Source excerpt ::
I picked this up at a yard sale for 50 cents. It was well worth it.

Exodus covers real events in history, though fictional characters are created to provide a more intimate look at real people’s lives. The dates and places are real, as are the events.

Mostly, I enjoyed the story because it filled in some gaps in my historical knowledge of the late 1940s. As an American, I already knew about the holocaust, the concentration camps, and the liberation thereof by Allied forces in 1945. And I knew that Israel became a nation again in 1948.

What I didn’t know was what happened in the three missing years.

Written by American Leon Uris (who had covered Israel as a war correspondent), Exodus was the best-selling novel of 1959, and the book later became a movie starring Paul Newman, which I still haven’t seen.

Though Uris repeatedly takes the reader back into previous years, his narrative focuses on the Jewish struggles between 1945 and 1948, when they were harbored in detention camps all over Europe. Using fictional characters Kitty Fremont (an American nurse) and Ari Ben Canaan (a Jew who works to rebuild Israel), Uris takes the reader through the Jews’ tumultuous relationship with the British, who basically controlled the Middle East at the time; the blockade-running ships that brought thousands of Jews to Palestine; and the eventual battles with Arabs over the nationhood of Israel.

The story starts off slow, but builds tension steadily and never lets up. I liked Uris’ long forays into the past, which helped illuminate the struggle of the Jews. First, he dropped back into the 1930s to give some background on the German Jews, the Polish Jews, and others in that part of Europe. Later, he delves back into the 1800s to describe the suffering of Russian Jews. Each time, he brings the reader deftly back to the late 1940s.

Some of the historical events were eye-opening for me. Perhaps due to growing up mostly in Oklahoma and Texas, I hadn’t heard some of these things before. (My wife was raised in New York City; she was surprised at my lack of knowledge.)

The book doesn’t get too deep into the post-1948 problems of Israel, because its climax is the nationhood of that tiny country. But it acknowledges the problem of the displaced Palestinians and describes how that came about.

And, despite that it was written by a Jewish-American, I felt it painted the Arabs and Muslims in a surprisingly good light, with the exception of a few power-hungry leaders. (Isn’t that the case with many conflicts? The people are people, while a few men at the top are the cause for so much suffering.)

In fact, the real “bad guys” in the story are the British, though specific British characters are presented as well-meaning people.

For anyone interested in modern history, I’d recommend Exodus. It’s a quick read.

Exercise ::
Can you write out the part of the review of Exodus that runs from "The story starts" to "lack of knowledge.)"? You won't need the lines that follow the review of Exodus.

Given information ::
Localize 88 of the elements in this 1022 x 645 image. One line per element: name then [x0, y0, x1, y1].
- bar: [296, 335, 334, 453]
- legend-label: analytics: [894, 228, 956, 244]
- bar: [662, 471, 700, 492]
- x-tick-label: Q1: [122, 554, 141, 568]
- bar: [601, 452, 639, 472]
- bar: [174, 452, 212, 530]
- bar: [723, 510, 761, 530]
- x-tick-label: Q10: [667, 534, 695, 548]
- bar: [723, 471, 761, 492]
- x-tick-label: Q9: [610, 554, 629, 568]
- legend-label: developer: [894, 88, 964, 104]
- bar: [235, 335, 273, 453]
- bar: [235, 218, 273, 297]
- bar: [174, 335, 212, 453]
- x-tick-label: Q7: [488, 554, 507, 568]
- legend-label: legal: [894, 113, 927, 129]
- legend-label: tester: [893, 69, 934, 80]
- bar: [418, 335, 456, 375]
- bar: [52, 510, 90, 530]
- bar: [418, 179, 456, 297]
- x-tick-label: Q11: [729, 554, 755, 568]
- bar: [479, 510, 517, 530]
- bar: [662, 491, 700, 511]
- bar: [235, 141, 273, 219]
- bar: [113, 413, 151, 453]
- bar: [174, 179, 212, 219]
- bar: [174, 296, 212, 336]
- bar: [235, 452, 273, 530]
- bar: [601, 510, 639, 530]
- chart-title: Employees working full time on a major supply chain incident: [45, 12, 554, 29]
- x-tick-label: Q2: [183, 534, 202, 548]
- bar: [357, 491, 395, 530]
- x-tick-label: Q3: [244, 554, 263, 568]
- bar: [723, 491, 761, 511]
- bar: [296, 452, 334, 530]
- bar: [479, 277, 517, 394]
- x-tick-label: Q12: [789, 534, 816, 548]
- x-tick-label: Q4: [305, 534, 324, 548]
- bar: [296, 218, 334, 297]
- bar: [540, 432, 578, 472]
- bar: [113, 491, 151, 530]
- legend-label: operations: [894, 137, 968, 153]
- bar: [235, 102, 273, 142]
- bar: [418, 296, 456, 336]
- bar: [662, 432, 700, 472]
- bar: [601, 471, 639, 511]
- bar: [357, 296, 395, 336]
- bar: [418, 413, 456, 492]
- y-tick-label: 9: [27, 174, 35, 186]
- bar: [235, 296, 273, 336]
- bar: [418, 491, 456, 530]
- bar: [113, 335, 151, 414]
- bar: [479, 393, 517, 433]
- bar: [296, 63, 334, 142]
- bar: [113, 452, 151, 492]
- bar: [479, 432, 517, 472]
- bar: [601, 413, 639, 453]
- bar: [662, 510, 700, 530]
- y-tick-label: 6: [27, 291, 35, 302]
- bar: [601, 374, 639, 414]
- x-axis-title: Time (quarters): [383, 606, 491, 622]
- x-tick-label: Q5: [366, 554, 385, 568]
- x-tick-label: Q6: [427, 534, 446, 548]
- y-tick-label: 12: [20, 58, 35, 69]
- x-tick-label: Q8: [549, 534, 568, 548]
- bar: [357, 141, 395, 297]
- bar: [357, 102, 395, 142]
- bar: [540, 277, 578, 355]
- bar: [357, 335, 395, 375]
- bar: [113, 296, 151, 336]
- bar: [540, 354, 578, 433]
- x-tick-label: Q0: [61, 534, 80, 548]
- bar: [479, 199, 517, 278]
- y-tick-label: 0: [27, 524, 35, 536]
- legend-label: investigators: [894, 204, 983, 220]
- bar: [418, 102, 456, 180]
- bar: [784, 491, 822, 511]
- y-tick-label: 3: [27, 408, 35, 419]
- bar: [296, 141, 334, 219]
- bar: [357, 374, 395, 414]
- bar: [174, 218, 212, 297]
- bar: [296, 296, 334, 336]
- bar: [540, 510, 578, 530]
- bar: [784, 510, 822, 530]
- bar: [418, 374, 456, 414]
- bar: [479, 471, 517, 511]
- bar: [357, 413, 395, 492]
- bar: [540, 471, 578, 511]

Solution to this problem ::
The story starts off slow, but builds tension steadily and never lets up. I liked Uris’ long forays into the past, which helped illuminate the struggle of the Jews. First, he dropped back into the 1930s to give some background on the German Jews, the Polish Jews, and others in that part of Europe. Later, he delves back into the 1800s to describe the suffering of Russian Jews. Each time, he brings the reader deftly back to the late 1940s.

Some of the historical events were eye-opening for me. Perhaps due to growing up mostly in Oklahoma and Texas, I hadn’t heard some of these things before. (My wife was raised in New York City; she was surprised at my lack of knowledge.)